- What is needed -
Scan the listing below. Report each line that includes "Basisdatenpartition".

(Stored data entries)
########
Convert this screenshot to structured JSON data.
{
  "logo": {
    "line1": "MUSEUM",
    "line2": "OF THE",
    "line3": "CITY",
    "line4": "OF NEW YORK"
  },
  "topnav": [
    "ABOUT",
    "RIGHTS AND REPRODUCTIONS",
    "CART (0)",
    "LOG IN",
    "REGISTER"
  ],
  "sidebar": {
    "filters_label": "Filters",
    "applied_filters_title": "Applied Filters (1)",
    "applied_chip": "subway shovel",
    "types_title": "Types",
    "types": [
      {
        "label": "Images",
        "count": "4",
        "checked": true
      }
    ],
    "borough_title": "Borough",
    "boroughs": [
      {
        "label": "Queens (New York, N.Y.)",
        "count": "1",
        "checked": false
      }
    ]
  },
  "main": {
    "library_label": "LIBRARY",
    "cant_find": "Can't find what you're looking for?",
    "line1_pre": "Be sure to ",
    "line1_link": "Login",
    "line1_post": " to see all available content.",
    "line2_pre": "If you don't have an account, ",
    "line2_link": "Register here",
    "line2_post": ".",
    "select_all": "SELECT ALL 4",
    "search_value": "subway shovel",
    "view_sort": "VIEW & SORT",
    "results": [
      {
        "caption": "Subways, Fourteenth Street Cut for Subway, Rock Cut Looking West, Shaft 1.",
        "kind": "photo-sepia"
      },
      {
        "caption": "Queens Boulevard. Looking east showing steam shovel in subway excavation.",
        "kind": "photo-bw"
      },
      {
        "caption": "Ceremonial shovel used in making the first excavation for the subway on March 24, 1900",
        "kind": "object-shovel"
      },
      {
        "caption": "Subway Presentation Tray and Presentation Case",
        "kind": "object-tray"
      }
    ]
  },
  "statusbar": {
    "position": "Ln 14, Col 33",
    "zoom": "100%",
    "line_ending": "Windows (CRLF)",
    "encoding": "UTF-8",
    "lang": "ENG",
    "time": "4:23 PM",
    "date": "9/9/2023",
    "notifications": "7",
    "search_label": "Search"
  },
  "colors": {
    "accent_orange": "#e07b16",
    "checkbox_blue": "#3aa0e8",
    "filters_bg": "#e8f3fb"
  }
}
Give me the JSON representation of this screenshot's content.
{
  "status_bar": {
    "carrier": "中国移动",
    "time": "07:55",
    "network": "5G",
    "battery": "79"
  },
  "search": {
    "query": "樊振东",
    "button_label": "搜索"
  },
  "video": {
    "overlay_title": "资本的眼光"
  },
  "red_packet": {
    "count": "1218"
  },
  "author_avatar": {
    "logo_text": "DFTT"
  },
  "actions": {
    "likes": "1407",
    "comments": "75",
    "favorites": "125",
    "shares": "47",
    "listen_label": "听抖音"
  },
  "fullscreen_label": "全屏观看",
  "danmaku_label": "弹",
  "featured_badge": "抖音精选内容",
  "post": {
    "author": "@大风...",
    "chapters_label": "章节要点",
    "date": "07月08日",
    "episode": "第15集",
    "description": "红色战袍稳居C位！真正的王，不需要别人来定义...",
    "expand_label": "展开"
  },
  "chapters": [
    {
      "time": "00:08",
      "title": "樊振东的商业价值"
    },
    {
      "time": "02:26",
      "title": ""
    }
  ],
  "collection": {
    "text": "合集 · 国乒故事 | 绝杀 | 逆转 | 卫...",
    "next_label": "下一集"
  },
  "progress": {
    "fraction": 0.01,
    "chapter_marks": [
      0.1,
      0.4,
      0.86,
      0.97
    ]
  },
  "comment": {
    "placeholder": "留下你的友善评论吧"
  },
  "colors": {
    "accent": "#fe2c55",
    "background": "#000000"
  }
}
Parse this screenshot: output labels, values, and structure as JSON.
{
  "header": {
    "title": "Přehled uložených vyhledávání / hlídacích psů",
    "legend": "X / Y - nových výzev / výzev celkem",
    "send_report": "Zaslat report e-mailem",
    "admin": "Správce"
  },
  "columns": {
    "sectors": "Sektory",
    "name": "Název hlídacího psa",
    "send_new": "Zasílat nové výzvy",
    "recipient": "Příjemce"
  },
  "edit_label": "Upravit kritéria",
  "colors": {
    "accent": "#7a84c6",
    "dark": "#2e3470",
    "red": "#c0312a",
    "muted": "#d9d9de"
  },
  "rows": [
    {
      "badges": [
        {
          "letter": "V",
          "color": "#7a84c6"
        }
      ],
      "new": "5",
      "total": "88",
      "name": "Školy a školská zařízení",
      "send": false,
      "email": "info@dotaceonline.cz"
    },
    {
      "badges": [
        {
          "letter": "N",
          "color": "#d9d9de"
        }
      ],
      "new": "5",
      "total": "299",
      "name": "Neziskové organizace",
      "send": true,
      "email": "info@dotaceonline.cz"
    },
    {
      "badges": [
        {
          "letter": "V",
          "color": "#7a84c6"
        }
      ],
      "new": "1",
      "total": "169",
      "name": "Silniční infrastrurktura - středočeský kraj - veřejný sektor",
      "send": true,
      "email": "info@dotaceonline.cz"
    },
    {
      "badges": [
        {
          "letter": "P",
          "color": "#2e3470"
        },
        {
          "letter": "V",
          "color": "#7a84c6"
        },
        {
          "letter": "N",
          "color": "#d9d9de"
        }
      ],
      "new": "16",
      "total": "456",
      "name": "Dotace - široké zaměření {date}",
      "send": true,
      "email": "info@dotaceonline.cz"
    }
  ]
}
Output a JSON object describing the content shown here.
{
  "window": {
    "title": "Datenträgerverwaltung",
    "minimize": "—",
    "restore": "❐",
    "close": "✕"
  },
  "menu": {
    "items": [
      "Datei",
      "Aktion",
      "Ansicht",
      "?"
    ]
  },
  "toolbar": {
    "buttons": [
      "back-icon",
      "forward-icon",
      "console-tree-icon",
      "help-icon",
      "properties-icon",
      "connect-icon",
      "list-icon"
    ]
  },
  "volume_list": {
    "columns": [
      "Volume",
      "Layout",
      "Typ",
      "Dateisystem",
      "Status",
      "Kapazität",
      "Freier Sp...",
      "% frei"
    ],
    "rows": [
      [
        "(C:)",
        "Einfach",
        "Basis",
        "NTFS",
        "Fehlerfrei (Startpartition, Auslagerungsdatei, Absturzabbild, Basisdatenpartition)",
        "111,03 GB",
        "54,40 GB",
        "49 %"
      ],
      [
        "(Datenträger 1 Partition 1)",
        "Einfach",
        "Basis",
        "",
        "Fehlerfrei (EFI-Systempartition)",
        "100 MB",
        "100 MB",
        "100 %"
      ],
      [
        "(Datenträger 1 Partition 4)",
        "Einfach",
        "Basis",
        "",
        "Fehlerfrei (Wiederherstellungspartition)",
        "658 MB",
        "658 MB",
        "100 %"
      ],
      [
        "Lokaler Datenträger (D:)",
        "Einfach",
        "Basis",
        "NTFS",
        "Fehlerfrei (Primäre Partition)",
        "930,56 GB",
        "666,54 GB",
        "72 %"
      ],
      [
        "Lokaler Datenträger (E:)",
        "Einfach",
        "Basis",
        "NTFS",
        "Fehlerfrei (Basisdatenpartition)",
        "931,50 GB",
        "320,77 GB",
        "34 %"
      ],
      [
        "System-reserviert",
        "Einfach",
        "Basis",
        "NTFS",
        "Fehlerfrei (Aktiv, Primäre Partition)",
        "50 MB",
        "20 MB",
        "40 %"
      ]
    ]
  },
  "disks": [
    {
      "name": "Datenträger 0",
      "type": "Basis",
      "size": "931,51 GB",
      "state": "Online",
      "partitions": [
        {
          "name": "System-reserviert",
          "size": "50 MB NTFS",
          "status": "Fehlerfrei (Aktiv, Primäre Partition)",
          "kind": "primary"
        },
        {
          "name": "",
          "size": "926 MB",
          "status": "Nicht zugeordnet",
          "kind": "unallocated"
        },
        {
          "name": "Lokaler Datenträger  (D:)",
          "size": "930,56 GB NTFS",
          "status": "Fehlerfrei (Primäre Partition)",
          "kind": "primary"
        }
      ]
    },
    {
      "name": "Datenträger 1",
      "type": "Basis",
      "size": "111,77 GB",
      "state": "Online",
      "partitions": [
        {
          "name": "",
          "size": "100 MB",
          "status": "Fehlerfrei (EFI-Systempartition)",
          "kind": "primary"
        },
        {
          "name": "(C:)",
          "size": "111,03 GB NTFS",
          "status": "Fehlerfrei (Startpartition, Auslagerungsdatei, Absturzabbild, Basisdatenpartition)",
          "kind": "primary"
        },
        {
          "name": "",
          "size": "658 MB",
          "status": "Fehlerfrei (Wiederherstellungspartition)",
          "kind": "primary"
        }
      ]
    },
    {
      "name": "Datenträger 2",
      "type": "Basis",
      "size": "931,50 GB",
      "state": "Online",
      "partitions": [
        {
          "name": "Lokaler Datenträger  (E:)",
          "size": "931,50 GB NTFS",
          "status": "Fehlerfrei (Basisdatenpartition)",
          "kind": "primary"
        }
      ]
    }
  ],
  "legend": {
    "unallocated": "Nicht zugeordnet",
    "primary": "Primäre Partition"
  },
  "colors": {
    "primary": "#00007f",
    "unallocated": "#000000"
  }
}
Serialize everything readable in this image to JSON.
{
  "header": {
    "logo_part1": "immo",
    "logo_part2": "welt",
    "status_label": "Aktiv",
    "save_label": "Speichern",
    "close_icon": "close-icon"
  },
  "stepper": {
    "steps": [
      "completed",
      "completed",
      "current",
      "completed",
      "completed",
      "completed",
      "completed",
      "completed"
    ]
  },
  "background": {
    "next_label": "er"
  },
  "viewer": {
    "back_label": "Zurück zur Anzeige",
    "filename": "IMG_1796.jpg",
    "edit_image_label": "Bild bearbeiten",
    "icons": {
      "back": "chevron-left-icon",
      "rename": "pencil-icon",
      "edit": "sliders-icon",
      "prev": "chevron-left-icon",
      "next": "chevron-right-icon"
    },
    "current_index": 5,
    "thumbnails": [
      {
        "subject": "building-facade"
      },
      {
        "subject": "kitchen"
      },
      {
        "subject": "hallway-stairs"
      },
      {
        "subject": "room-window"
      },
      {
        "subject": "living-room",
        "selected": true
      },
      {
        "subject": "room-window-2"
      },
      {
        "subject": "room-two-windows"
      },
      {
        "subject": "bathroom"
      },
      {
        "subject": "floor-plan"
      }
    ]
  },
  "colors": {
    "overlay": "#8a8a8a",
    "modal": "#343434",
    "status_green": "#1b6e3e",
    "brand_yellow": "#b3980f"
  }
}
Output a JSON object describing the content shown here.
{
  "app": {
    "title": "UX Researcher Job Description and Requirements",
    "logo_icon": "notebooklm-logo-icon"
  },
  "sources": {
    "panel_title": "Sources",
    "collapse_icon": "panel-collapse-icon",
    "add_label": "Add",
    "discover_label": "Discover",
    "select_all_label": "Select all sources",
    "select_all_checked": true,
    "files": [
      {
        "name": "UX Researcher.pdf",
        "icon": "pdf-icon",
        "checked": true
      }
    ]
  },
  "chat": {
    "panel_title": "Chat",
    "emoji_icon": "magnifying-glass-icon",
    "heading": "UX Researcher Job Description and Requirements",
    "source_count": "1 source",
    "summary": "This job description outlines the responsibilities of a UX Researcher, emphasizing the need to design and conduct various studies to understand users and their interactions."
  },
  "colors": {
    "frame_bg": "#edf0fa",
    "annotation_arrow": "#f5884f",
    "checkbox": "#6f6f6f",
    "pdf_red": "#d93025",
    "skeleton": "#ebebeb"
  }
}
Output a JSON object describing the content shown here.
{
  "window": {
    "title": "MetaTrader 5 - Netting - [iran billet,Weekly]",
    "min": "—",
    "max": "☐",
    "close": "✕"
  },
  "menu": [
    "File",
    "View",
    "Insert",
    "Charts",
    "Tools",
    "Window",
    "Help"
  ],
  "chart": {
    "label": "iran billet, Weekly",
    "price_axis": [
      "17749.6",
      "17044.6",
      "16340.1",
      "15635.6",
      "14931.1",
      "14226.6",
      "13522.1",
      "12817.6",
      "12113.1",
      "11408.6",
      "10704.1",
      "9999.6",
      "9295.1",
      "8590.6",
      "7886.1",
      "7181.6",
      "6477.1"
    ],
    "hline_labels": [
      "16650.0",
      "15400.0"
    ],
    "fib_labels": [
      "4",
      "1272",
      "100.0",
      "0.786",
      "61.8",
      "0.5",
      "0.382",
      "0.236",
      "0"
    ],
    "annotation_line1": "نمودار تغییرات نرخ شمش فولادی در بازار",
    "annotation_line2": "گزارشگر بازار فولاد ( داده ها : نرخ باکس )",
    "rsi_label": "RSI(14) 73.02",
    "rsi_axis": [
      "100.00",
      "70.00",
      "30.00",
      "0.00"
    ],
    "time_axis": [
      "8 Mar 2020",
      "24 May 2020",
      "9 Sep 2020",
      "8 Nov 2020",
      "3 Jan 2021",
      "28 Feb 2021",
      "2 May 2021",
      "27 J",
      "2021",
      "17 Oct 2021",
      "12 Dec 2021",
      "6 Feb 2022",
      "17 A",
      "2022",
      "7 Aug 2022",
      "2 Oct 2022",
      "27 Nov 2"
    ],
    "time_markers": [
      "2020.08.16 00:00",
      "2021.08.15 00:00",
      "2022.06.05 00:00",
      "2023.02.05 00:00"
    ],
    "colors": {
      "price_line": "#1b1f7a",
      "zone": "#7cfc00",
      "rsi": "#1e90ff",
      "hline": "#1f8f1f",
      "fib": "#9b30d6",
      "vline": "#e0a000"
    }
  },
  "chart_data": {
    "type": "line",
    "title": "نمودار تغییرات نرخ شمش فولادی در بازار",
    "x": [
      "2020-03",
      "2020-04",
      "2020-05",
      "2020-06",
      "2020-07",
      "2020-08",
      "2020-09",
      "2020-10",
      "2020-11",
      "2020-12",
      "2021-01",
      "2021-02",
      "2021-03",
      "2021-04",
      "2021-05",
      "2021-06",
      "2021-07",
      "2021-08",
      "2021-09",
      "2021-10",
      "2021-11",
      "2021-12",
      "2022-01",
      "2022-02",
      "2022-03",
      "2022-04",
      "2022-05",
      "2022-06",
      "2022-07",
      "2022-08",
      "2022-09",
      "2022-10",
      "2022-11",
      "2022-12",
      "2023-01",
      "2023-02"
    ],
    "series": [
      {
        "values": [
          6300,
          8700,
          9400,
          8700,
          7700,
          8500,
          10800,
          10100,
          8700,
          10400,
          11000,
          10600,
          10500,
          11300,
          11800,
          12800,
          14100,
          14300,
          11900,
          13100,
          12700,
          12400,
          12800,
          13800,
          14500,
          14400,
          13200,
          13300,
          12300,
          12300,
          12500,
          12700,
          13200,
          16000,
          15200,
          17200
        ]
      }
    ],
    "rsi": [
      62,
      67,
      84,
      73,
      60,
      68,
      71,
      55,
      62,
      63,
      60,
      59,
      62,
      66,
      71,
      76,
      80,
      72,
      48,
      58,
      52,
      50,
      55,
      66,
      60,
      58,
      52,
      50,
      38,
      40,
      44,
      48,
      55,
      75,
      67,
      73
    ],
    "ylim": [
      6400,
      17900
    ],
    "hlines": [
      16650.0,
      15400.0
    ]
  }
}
########
- Task answer -
        "Fehlerfrei (Startpartition, Auslagerungsdatei, Absturzabbild, Basisdatenpartition)",
        "Fehlerfrei (Basisdatenpartition)",
          "status": "Fehlerfrei (Startpartition, Auslagerungsdatei, Absturzabbild, Basisdatenpartition)",
          "status": "Fehlerfrei (Basisdatenpartition)",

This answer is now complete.